:: RECORDS PROVIDED ::

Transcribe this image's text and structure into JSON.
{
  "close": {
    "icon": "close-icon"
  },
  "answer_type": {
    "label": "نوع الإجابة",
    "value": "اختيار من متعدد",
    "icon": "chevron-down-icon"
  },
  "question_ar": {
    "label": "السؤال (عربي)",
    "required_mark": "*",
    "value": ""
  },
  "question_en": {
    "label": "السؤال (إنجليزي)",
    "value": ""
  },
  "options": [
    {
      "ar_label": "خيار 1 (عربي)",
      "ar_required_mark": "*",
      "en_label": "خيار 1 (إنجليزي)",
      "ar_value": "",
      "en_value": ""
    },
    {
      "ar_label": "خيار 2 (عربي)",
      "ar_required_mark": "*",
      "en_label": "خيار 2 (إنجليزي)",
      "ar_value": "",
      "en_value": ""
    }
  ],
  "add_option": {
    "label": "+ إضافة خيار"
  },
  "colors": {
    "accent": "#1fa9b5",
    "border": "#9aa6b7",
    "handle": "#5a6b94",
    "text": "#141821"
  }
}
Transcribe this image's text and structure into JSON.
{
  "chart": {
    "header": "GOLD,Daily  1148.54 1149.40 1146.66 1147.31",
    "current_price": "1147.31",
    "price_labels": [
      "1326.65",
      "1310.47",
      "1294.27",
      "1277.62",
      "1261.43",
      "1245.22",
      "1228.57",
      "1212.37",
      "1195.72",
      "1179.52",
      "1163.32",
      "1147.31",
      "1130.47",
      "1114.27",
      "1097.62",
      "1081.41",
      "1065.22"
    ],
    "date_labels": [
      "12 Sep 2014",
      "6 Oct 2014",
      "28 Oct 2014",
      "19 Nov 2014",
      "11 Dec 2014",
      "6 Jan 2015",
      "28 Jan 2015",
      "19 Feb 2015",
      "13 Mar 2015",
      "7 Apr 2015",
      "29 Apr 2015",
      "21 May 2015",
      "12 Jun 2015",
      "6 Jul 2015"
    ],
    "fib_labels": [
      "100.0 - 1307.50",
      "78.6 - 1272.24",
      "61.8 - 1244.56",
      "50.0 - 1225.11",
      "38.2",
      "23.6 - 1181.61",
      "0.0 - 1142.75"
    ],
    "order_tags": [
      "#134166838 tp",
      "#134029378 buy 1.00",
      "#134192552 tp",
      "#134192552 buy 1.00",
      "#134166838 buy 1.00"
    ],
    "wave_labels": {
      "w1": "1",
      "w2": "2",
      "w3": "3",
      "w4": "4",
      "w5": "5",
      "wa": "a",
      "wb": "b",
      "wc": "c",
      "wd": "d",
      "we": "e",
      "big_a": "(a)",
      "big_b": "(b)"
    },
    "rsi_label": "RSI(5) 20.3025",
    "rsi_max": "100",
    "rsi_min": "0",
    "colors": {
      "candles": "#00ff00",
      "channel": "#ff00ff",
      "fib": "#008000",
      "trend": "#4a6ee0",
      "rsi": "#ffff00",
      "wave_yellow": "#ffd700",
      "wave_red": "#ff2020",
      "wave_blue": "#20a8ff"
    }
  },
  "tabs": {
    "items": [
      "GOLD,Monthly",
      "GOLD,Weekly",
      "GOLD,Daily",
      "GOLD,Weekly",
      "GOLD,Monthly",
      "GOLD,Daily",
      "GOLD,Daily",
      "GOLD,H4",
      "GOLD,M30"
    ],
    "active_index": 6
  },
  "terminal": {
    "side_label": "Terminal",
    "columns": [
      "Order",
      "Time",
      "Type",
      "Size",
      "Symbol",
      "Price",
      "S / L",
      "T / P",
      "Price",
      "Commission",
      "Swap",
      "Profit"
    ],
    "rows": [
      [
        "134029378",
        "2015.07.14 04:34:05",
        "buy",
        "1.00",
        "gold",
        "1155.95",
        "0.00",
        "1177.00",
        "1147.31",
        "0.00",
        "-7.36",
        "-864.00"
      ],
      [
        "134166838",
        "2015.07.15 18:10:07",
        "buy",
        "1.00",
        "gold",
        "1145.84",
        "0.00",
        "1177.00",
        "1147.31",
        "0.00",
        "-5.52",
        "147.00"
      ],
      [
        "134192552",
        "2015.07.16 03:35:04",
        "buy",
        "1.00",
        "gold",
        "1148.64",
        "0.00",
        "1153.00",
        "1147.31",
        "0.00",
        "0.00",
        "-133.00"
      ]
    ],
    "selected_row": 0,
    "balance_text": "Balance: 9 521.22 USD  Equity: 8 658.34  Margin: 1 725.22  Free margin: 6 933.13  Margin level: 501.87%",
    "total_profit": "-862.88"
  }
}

:: AIM OF THE EXERCISE ::
Print the entries exactly. Include every one.

:: WRITTEN RESPONSE ::
Transcribe this image's text and structure into JSON.
{
  "close": {
    "icon": "close-icon"
  },
  "answer_type": {
    "label": "نوع الإجابة",
    "value": "اختيار من متعدد",
    "icon": "chevron-down-icon"
  },
  "question_ar": {
    "label": "السؤال (عربي)",
    "required_mark": "*",
    "value": ""
  },
  "question_en": {
    "label": "السؤال (إنجليزي)",
    "value": ""
  },
  "options": [
    {
      "ar_label": "خيار 1 (عربي)",
      "ar_required_mark": "*",
      "en_label": "خيار 1 (إنجليزي)",
      "ar_value": "",
      "en_value": ""
    },
    {
      "ar_label": "خيار 2 (عربي)",
      "ar_required_mark": "*",
      "en_label": "خيار 2 (إنجليزي)",
      "ar_value": "",
      "en_value": ""
    }
  ],
  "add_option": {
    "label": "+ إضافة خيار"
  },
  "colors": {
    "accent": "#1fa9b5",
    "border": "#9aa6b7",
    "handle": "#5a6b94",
    "text": "#141821"
  }
}
Transcribe this image's text and structure into JSON.
{
  "chart": {
    "header": "GOLD,Daily  1148.54 1149.40 1146.66 1147.31",
    "current_price": "1147.31",
    "price_labels": [
      "1326.65",
      "1310.47",
      "1294.27",
      "1277.62",
      "1261.43",
      "1245.22",
      "1228.57",
      "1212.37",
      "1195.72",
      "1179.52",
      "1163.32",
      "1147.31",
      "1130.47",
      "1114.27",
      "1097.62",
      "1081.41",
      "1065.22"
    ],
    "date_labels": [
      "12 Sep 2014",
      "6 Oct 2014",
      "28 Oct 2014",
      "19 Nov 2014",
      "11 Dec 2014",
      "6 Jan 2015",
      "28 Jan 2015",
      "19 Feb 2015",
      "13 Mar 2015",
      "7 Apr 2015",
      "29 Apr 2015",
      "21 May 2015",
      "12 Jun 2015",
      "6 Jul 2015"
    ],
    "fib_labels": [
      "100.0 - 1307.50",
      "78.6 - 1272.24",
      "61.8 - 1244.56",
      "50.0 - 1225.11",
      "38.2",
      "23.6 - 1181.61",
      "0.0 - 1142.75"
    ],
    "order_tags": [
      "#134166838 tp",
      "#134029378 buy 1.00",
      "#134192552 tp",
      "#134192552 buy 1.00",
      "#134166838 buy 1.00"
    ],
    "wave_labels": {
      "w1": "1",
      "w2": "2",
      "w3": "3",
      "w4": "4",
      "w5": "5",
      "wa": "a",
      "wb": "b",
      "wc": "c",
      "wd": "d",
      "we": "e",
      "big_a": "(a)",
      "big_b": "(b)"
    },
    "rsi_label": "RSI(5) 20.3025",
    "rsi_max": "100",
    "rsi_min": "0",
    "colors": {
      "candles": "#00ff00",
      "channel": "#ff00ff",
      "fib": "#008000",
      "trend": "#4a6ee0",
      "rsi": "#ffff00",
      "wave_yellow": "#ffd700",
      "wave_red": "#ff2020",
      "wave_blue": "#20a8ff"
    }
  },
  "tabs": {
    "items": [
      "GOLD,Monthly",
      "GOLD,Weekly",
      "GOLD,Daily",
      "GOLD,Weekly",
      "GOLD,Monthly",
      "GOLD,Daily",
      "GOLD,Daily",
      "GOLD,H4",
      "GOLD,M30"
    ],
    "active_index": 6
  },
  "terminal": {
    "side_label": "Terminal",
    "columns": [
      "Order",
      "Time",
      "Type",
      "Size",
      "Symbol",
      "Price",
      "S / L",
      "T / P",
      "Price",
      "Commission",
      "Swap",
      "Profit"
    ],
    "rows": [
      [
        "134029378",
        "2015.07.14 04:34:05",
        "buy",
        "1.00",
        "gold",
        "1155.95",
        "0.00",
        "1177.00",
        "1147.31",
        "0.00",
        "-7.36",
        "-864.00"
      ],
      [
        "134166838",
        "2015.07.15 18:10:07",
        "buy",
        "1.00",
        "gold",
        "1145.84",
        "0.00",
        "1177.00",
        "1147.31",
        "0.00",
        "-5.52",
        "147.00"
      ],
      [
        "134192552",
        "2015.07.16 03:35:04",
        "buy",
        "1.00",
        "gold",
        "1148.64",
        "0.00",
        "1153.00",
        "1147.31",
        "0.00",
        "0.00",
        "-133.00"
      ]
    ],
    "selected_row": 0,
    "balance_text": "Balance: 9 521.22 USD  Equity: 8 658.34  Margin: 1 725.22  Free margin: 6 933.13  Margin level: 501.87%",
    "total_profit": "-862.88"
  }
}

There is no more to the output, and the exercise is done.